> [What needs to be done]: Repeat the material below exactly, with no pictures.
====== Given records
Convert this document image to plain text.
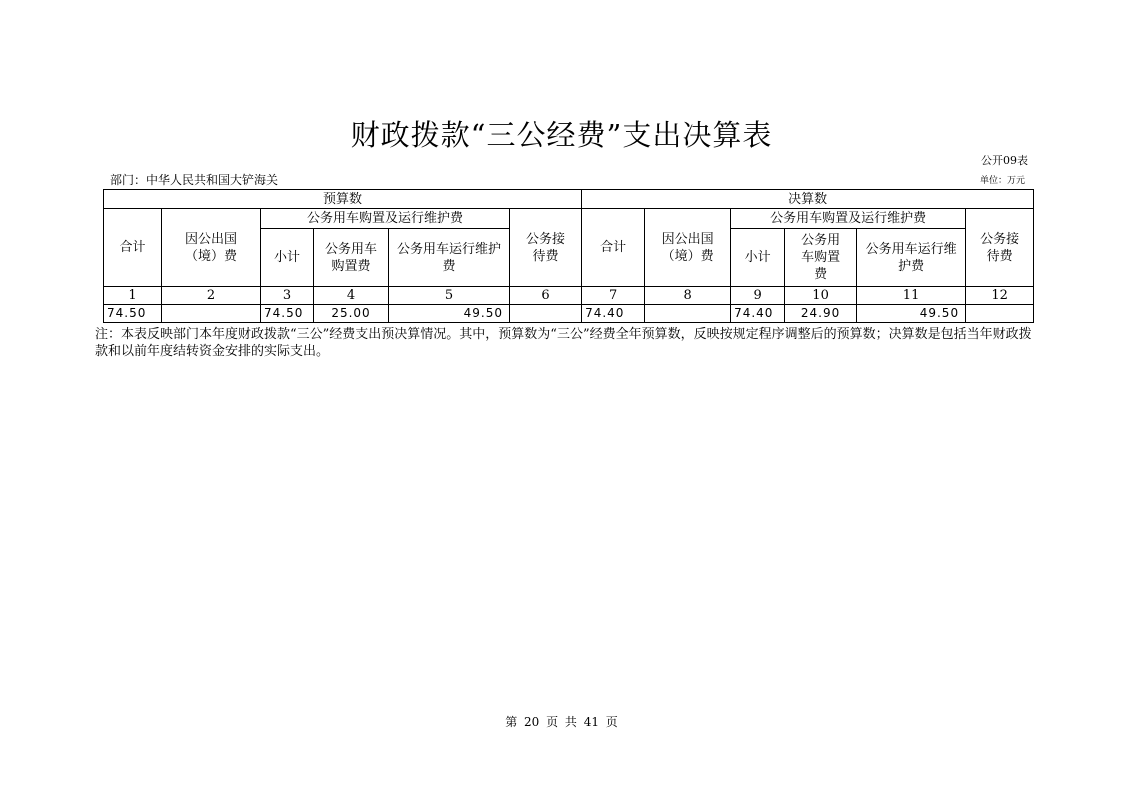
财政拨款“三公经费”支出决算表
公开09表
部门：中华人民共和国大铲海关	单位：万元
预算数						决算数					
合计	因公出国（境）费	公务用车购置及运行维护费			公务接待费	合计	因公出国（境）费	公务用车购置及运行维护费			公务接待费
		小计	公务用车购置费	公务用车运行维护费				小计	公务用车购置费	公务用车运行维护费	
1	2	3	4	5	6	7	8	9	10	11	12
74.50		74.50	25.00	49.50		74.40		74.40	24.90	49.50	
注：本表反映部门本年度财政拨款“三公”经费支出预决算情况。其中，预算数为“三公”经费全年预算数，反映按规定程序调整后的预算数；决算数是包括当年财政拨款和以前年度结转资金安排的实际支出。
第 20 页 共 41 页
============
> [Solved problem]:
Convert this document image to plain text.
财政拨款“三公经费”支出决算表
公开09表
部门：中华人民共和国大铲海关	单位：万元
预算数						决算数					
合计	因公出国（境）费	公务用车购置及运行维护费			公务接待费	合计	因公出国（境）费	公务用车购置及运行维护费			公务接待费
		小计	公务用车购置费	公务用车运行维护费				小计	公务用车购置费	公务用车运行维护费	
1	2	3	4	5	6	7	8	9	10	11	12
74.50		74.50	25.00	49.50		74.40		74.40	24.90	49.50	
注：本表反映部门本年度财政拨款“三公”经费支出预决算情况。其中，预算数为“三公”经费全年预算数，反映按规定程序调整后的预算数；决算数是包括当年财政拨款和以前年度结转资金安排的实际支出。
第 20 页 共 41 页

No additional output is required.